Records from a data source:
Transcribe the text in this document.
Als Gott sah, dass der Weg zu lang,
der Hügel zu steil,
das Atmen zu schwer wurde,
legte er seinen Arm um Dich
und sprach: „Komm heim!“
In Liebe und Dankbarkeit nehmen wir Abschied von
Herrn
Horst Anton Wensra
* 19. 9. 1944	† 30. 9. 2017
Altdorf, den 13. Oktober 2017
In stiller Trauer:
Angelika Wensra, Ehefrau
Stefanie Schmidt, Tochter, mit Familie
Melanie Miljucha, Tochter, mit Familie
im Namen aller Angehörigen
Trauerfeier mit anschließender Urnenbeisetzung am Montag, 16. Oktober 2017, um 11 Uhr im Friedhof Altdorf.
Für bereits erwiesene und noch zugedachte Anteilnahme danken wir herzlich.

Task to carry out:
Gather all the lines that include the word "Wensra" and copy them out.

Result for this task:
Horst Anton Wensra
Angelika Wensra, Ehefrau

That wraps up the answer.